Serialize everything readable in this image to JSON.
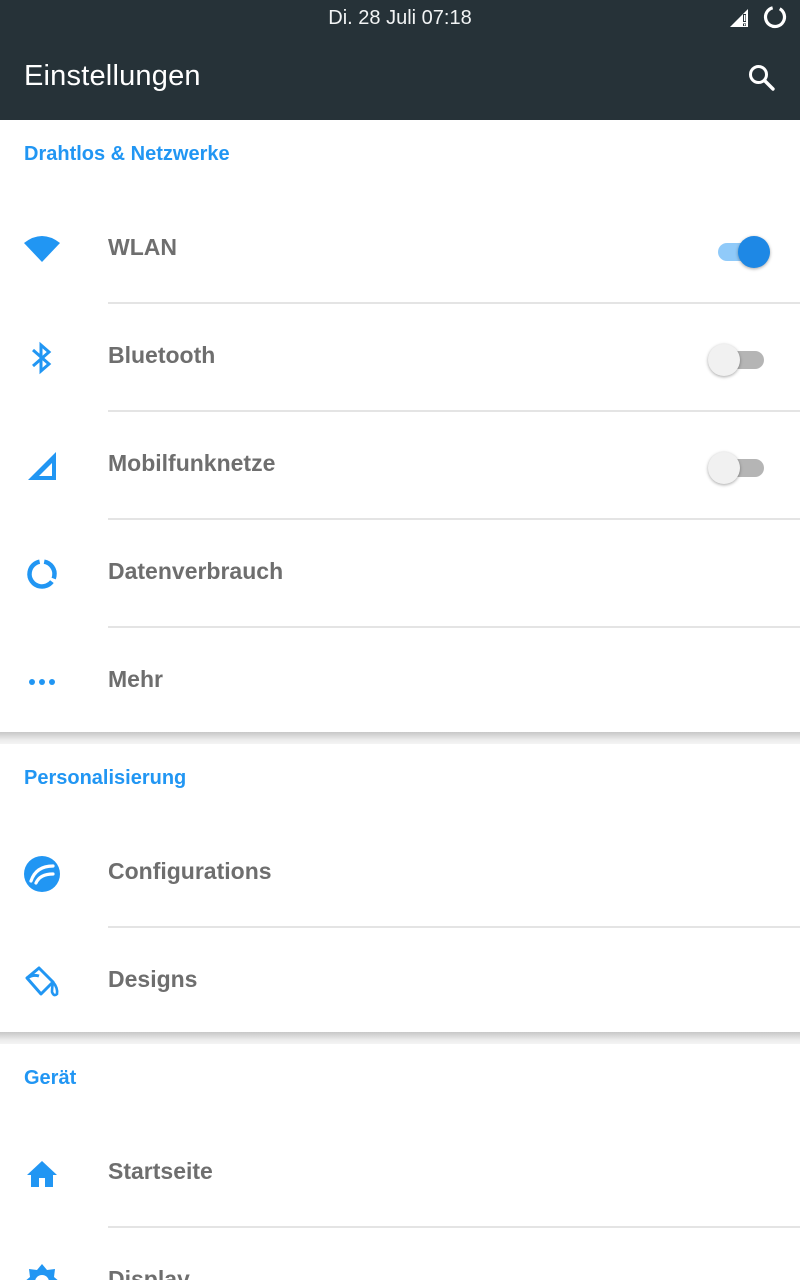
{
  "status_bar": {
    "datetime": "Di. 28 Juli 07:18",
    "icons": [
      "signal-alert-icon",
      "battery-ring-icon"
    ]
  },
  "app_bar": {
    "title": "Einstellungen",
    "action_icon": "search-icon"
  },
  "colors": {
    "app_bar": "#263238",
    "accent": "#2196f3",
    "label_text": "#6e6e6e"
  },
  "sections": [
    {
      "header": "Drahtlos & Netzwerke",
      "items": [
        {
          "label": "WLAN",
          "icon": "wifi-icon",
          "toggle": "on"
        },
        {
          "label": "Bluetooth",
          "icon": "bluetooth-icon",
          "toggle": "off"
        },
        {
          "label": "Mobilfunknetze",
          "icon": "cellular-signal-icon",
          "toggle": "off"
        },
        {
          "label": "Datenverbrauch",
          "icon": "data-usage-icon"
        },
        {
          "label": "Mehr",
          "icon": "more-dots-icon"
        }
      ]
    },
    {
      "header": "Personalisierung",
      "items": [
        {
          "label": "Configurations",
          "icon": "configurations-icon"
        },
        {
          "label": "Designs",
          "icon": "paint-bucket-icon"
        }
      ]
    },
    {
      "header": "Gerät",
      "items": [
        {
          "label": "Startseite",
          "icon": "home-icon"
        },
        {
          "label": "Display",
          "icon": "display-brightness-icon"
        }
      ]
    }
  ]
}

SET EXERCISE: Transcribe the full listing character for character. Pictures are excluded.

FULL OUTPUT:
Serialize everything readable in this image to JSON.
{
  "status_bar": {
    "datetime": "Di. 28 Juli 07:18",
    "icons": [
      "signal-alert-icon",
      "battery-ring-icon"
    ]
  },
  "app_bar": {
    "title": "Einstellungen",
    "action_icon": "search-icon"
  },
  "colors": {
    "app_bar": "#263238",
    "accent": "#2196f3",
    "label_text": "#6e6e6e"
  },
  "sections": [
    {
      "header": "Drahtlos & Netzwerke",
      "items": [
        {
          "label": "WLAN",
          "icon": "wifi-icon",
          "toggle": "on"
        },
        {
          "label": "Bluetooth",
          "icon": "bluetooth-icon",
          "toggle": "off"
        },
        {
          "label": "Mobilfunknetze",
          "icon": "cellular-signal-icon",
          "toggle": "off"
        },
        {
          "label": "Datenverbrauch",
          "icon": "data-usage-icon"
        },
        {
          "label": "Mehr",
          "icon": "more-dots-icon"
        }
      ]
    },
    {
      "header": "Personalisierung",
      "items": [
        {
          "label": "Configurations",
          "icon": "configurations-icon"
        },
        {
          "label": "Designs",
          "icon": "paint-bucket-icon"
        }
      ]
    },
    {
      "header": "Gerät",
      "items": [
        {
          "label": "Startseite",
          "icon": "home-icon"
        },
        {
          "label": "Display",
          "icon": "display-brightness-icon"
        }
      ]
    }
  ]
}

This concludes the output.